| WRITTEN REQUEST |
Lay out everything in the material from the line containing "Give me the" down to and including the line containing "FancyBboxPatch shape [103,391,113,402]" as a JSON list of strings, one per line, with blank lines skipped. Leave the pictures out.

| EXTRACTED INFORMATION |
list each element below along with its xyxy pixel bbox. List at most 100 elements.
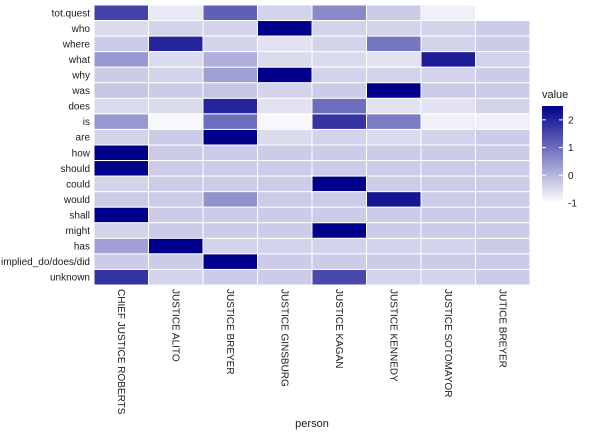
* * *
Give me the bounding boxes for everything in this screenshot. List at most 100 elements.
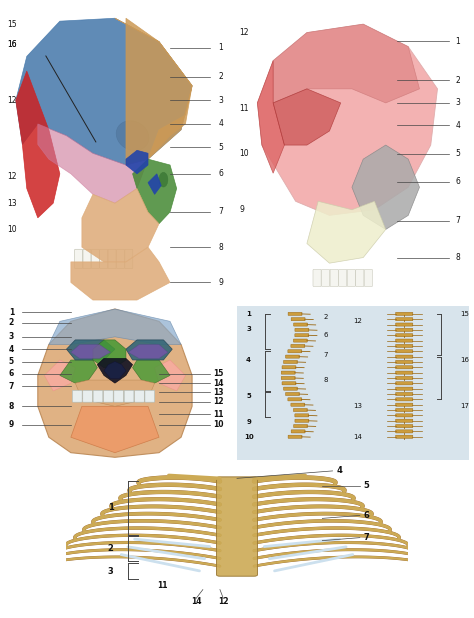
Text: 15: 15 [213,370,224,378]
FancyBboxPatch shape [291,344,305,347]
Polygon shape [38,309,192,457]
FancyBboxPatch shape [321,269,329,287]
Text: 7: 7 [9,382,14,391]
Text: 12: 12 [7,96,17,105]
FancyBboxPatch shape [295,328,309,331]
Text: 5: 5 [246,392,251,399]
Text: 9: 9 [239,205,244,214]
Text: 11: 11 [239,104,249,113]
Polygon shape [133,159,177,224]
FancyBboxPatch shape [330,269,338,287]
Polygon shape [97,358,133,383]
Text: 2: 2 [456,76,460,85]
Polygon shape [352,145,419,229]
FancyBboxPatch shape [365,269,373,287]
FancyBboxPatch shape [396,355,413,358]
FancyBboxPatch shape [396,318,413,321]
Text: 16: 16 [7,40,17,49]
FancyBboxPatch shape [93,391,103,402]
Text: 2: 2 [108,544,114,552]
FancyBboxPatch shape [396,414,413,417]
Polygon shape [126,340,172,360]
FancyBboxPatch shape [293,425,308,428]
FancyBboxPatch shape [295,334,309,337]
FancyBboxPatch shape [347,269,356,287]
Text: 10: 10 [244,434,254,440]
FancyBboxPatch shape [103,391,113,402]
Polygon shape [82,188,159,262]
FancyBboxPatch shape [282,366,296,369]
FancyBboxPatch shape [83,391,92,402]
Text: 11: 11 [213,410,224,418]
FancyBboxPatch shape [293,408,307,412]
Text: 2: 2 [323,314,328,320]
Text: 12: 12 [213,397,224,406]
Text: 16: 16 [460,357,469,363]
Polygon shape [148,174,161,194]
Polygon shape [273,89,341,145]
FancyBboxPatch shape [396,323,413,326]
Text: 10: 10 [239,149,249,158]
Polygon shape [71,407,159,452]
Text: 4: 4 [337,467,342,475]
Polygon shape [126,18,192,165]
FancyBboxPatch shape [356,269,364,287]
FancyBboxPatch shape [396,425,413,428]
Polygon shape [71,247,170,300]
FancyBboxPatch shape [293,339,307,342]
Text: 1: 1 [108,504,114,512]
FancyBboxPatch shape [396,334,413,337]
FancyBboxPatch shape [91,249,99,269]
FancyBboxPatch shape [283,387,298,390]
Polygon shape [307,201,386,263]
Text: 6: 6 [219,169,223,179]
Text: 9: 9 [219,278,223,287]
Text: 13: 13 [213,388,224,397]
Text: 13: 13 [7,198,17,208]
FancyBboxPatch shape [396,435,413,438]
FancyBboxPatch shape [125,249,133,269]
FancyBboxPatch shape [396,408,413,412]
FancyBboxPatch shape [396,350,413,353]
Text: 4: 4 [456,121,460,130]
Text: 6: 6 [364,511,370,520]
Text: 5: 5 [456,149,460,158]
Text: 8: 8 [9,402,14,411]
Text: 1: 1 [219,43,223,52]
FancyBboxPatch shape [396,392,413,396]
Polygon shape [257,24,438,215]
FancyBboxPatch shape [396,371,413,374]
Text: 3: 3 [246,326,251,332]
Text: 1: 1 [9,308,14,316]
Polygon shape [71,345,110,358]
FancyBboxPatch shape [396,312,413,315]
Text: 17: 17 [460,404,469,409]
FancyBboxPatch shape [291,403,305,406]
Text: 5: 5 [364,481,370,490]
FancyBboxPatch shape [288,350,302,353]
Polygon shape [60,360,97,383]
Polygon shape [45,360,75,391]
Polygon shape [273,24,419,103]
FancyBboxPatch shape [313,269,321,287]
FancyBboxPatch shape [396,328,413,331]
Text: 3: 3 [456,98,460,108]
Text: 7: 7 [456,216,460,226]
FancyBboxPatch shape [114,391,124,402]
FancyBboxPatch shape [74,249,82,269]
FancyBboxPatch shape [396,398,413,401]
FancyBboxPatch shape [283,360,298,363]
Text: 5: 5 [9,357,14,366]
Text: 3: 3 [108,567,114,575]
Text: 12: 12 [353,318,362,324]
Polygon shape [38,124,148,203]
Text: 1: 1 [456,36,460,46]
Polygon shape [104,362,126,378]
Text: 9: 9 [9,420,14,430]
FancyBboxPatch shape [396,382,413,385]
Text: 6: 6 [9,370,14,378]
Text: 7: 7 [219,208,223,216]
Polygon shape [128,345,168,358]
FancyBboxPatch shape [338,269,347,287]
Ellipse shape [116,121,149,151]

| ANSWER TO THE PROBLEM |
[
  "Give me the bounding boxes for everything in this screenshot. List at most 100 elements.",
  "Text: 15: 15 [213,370,224,378]",
  "FancyBboxPatch shape [291,344,305,347]",
  "Polygon shape [38,309,192,457]",
  "FancyBboxPatch shape [321,269,329,287]",
  "Text: 7: 7 [9,382,14,391]",
  "Text: 12: 12 [7,96,17,105]",
  "FancyBboxPatch shape [295,328,309,331]",
  "Text: 5: 5 [246,392,251,399]",
  "Text: 9: 9 [239,205,244,214]",
  "Text: 11: 11 [239,104,249,113]",
  "Polygon shape [133,159,177,224]",
  "FancyBboxPatch shape [330,269,338,287]",
  "Polygon shape [97,358,133,383]",
  "Text: 2: 2 [456,76,460,85]",
  "Polygon shape [352,145,419,229]",
  "FancyBboxPatch shape [365,269,373,287]",
  "FancyBboxPatch shape [396,355,413,358]",
  "FancyBboxPatch shape [396,318,413,321]",
  "Text: 16: 16 [7,40,17,49]",
  "FancyBboxPatch shape [93,391,103,402]",
  "Text: 2: 2 [108,544,114,552]",
  "FancyBboxPatch shape [396,414,413,417]",
  "Polygon shape [126,340,172,360]",
  "FancyBboxPatch shape [293,425,308,428]",
  "FancyBboxPatch shape [295,334,309,337]",
  "FancyBboxPatch shape [347,269,356,287]",
  "Text: 10: 10 [244,434,254,440]",
  "FancyBboxPatch shape [103,391,113,402]"
]